Each of the entries should be retyped precisely as it appears.
+ + + + +
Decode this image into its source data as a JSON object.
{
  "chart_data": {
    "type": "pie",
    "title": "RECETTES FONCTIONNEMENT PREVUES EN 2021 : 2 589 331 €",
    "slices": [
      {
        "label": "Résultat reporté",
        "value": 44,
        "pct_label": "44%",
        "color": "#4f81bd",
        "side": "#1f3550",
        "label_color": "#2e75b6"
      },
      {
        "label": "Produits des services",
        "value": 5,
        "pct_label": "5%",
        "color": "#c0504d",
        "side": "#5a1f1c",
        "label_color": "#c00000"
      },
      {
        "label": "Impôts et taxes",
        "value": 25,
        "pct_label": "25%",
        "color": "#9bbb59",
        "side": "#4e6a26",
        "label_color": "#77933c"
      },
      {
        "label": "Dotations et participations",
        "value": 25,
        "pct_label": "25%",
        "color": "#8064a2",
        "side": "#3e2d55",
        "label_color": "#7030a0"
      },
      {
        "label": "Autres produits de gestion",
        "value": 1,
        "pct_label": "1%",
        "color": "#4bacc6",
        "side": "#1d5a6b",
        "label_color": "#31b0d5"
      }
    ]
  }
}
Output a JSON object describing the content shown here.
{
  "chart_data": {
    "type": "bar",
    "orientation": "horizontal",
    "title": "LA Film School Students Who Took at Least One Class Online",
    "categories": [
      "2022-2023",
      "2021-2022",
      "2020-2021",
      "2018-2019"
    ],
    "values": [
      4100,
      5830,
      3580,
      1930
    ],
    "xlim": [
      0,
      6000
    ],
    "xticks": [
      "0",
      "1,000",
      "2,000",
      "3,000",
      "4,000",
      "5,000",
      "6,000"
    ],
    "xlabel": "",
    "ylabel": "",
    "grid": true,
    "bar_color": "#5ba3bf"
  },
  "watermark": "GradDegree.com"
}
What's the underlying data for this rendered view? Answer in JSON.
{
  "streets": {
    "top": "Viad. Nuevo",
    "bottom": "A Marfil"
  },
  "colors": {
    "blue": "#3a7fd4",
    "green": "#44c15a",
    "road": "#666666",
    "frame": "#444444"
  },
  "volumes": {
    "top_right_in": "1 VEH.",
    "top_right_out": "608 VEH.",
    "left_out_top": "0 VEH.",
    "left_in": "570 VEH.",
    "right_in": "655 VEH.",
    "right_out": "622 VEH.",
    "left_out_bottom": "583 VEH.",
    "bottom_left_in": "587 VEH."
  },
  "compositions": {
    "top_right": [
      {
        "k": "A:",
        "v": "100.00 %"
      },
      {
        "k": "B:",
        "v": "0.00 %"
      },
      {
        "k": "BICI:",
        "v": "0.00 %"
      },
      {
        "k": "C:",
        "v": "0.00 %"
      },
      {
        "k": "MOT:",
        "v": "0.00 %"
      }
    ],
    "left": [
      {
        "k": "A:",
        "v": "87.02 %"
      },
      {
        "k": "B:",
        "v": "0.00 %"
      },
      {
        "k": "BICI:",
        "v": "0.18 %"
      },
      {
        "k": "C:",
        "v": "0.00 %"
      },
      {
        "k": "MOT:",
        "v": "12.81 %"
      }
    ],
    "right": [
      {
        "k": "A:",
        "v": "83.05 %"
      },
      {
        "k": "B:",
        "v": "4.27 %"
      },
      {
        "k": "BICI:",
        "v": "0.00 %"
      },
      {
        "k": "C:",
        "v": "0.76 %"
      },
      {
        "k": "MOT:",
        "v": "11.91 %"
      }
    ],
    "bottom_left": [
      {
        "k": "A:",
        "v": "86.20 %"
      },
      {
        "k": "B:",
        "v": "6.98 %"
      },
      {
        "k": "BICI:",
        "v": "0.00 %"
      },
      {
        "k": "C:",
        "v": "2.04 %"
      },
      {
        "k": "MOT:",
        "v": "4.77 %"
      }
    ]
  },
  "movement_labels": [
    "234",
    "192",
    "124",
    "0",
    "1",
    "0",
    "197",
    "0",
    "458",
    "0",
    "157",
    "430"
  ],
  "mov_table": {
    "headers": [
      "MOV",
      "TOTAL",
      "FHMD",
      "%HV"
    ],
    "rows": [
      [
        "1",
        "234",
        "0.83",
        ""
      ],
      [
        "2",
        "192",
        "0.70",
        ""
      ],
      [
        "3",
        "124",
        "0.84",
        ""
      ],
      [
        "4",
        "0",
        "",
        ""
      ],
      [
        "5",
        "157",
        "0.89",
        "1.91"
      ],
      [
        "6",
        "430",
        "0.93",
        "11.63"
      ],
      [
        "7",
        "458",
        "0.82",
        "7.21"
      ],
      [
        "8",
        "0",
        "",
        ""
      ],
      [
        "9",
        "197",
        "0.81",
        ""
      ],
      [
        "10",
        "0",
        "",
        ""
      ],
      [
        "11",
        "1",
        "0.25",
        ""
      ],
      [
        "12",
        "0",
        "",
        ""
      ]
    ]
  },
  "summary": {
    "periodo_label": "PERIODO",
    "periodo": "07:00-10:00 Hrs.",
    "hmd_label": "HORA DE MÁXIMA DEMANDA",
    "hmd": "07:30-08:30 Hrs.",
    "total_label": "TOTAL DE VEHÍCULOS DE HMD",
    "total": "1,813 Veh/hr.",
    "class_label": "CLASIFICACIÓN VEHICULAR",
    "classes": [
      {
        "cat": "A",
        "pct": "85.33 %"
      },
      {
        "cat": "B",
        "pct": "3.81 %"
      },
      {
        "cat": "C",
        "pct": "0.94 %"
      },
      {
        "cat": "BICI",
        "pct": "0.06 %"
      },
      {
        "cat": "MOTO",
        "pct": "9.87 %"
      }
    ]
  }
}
+ + + + +
» Answer to this exercise
Decode this image into its source data as a JSON object.
{
  "chart_data": {
    "type": "pie",
    "title": "RECETTES FONCTIONNEMENT PREVUES EN 2021 : 2 589 331 €",
    "slices": [
      {
        "label": "Résultat reporté",
        "value": 44,
        "pct_label": "44%",
        "color": "#4f81bd",
        "side": "#1f3550",
        "label_color": "#2e75b6"
      },
      {
        "label": "Produits des services",
        "value": 5,
        "pct_label": "5%",
        "color": "#c0504d",
        "side": "#5a1f1c",
        "label_color": "#c00000"
      },
      {
        "label": "Impôts et taxes",
        "value": 25,
        "pct_label": "25%",
        "color": "#9bbb59",
        "side": "#4e6a26",
        "label_color": "#77933c"
      },
      {
        "label": "Dotations et participations",
        "value": 25,
        "pct_label": "25%",
        "color": "#8064a2",
        "side": "#3e2d55",
        "label_color": "#7030a0"
      },
      {
        "label": "Autres produits de gestion",
        "value": 1,
        "pct_label": "1%",
        "color": "#4bacc6",
        "side": "#1d5a6b",
        "label_color": "#31b0d5"
      }
    ]
  }
}
Output a JSON object describing the content shown here.
{
  "chart_data": {
    "type": "bar",
    "orientation": "horizontal",
    "title": "LA Film School Students Who Took at Least One Class Online",
    "categories": [
      "2022-2023",
      "2021-2022",
      "2020-2021",
      "2018-2019"
    ],
    "values": [
      4100,
      5830,
      3580,
      1930
    ],
    "xlim": [
      0,
      6000
    ],
    "xticks": [
      "0",
      "1,000",
      "2,000",
      "3,000",
      "4,000",
      "5,000",
      "6,000"
    ],
    "xlabel": "",
    "ylabel": "",
    "grid": true,
    "bar_color": "#5ba3bf"
  },
  "watermark": "GradDegree.com"
}
What's the underlying data for this rendered view? Answer in JSON.
{
  "streets": {
    "top": "Viad. Nuevo",
    "bottom": "A Marfil"
  },
  "colors": {
    "blue": "#3a7fd4",
    "green": "#44c15a",
    "road": "#666666",
    "frame": "#444444"
  },
  "volumes": {
    "top_right_in": "1 VEH.",
    "top_right_out": "608 VEH.",
    "left_out_top": "0 VEH.",
    "left_in": "570 VEH.",
    "right_in": "655 VEH.",
    "right_out": "622 VEH.",
    "left_out_bottom": "583 VEH.",
    "bottom_left_in": "587 VEH."
  },
  "compositions": {
    "top_right": [
      {
        "k": "A:",
        "v": "100.00 %"
      },
      {
        "k": "B:",
        "v": "0.00 %"
      },
      {
        "k": "BICI:",
        "v": "0.00 %"
      },
      {
        "k": "C:",
        "v": "0.00 %"
      },
      {
        "k": "MOT:",
        "v": "0.00 %"
      }
    ],
    "left": [
      {
        "k": "A:",
        "v": "87.02 %"
      },
      {
        "k": "B:",
        "v": "0.00 %"
      },
      {
        "k": "BICI:",
        "v": "0.18 %"
      },
      {
        "k": "C:",
        "v": "0.00 %"
      },
      {
        "k": "MOT:",
        "v": "12.81 %"
      }
    ],
    "right": [
      {
        "k": "A:",
        "v": "83.05 %"
      },
      {
        "k": "B:",
        "v": "4.27 %"
      },
      {
        "k": "BICI:",
        "v": "0.00 %"
      },
      {
        "k": "C:",
        "v": "0.76 %"
      },
      {
        "k": "MOT:",
        "v": "11.91 %"
      }
    ],
    "bottom_left": [
      {
        "k": "A:",
        "v": "86.20 %"
      },
      {
        "k": "B:",
        "v": "6.98 %"
      },
      {
        "k": "BICI:",
        "v": "0.00 %"
      },
      {
        "k": "C:",
        "v": "2.04 %"
      },
      {
        "k": "MOT:",
        "v": "4.77 %"
      }
    ]
  },
  "movement_labels": [
    "234",
    "192",
    "124",
    "0",
    "1",
    "0",
    "197",
    "0",
    "458",
    "0",
    "157",
    "430"
  ],
  "mov_table": {
    "headers": [
      "MOV",
      "TOTAL",
      "FHMD",
      "%HV"
    ],
    "rows": [
      [
        "1",
        "234",
        "0.83",
        ""
      ],
      [
        "2",
        "192",
        "0.70",
        ""
      ],
      [
        "3",
        "124",
        "0.84",
        ""
      ],
      [
        "4",
        "0",
        "",
        ""
      ],
      [
        "5",
        "157",
        "0.89",
        "1.91"
      ],
      [
        "6",
        "430",
        "0.93",
        "11.63"
      ],
      [
        "7",
        "458",
        "0.82",
        "7.21"
      ],
      [
        "8",
        "0",
        "",
        ""
      ],
      [
        "9",
        "197",
        "0.81",
        ""
      ],
      [
        "10",
        "0",
        "",
        ""
      ],
      [
        "11",
        "1",
        "0.25",
        ""
      ],
      [
        "12",
        "0",
        "",
        ""
      ]
    ]
  },
  "summary": {
    "periodo_label": "PERIODO",
    "periodo": "07:00-10:00 Hrs.",
    "hmd_label": "HORA DE MÁXIMA DEMANDA",
    "hmd": "07:30-08:30 Hrs.",
    "total_label": "TOTAL DE VEHÍCULOS DE HMD",
    "total": "1,813 Veh/hr.",
    "class_label": "CLASIFICACIÓN VEHICULAR",
    "classes": [
      {
        "cat": "A",
        "pct": "85.33 %"
      },
      {
        "cat": "B",
        "pct": "3.81 %"
      },
      {
        "cat": "C",
        "pct": "0.94 %"
      },
      {
        "cat": "BICI",
        "pct": "0.06 %"
      },
      {
        "cat": "MOTO",
        "pct": "9.87 %"
      }
    ]
  }
}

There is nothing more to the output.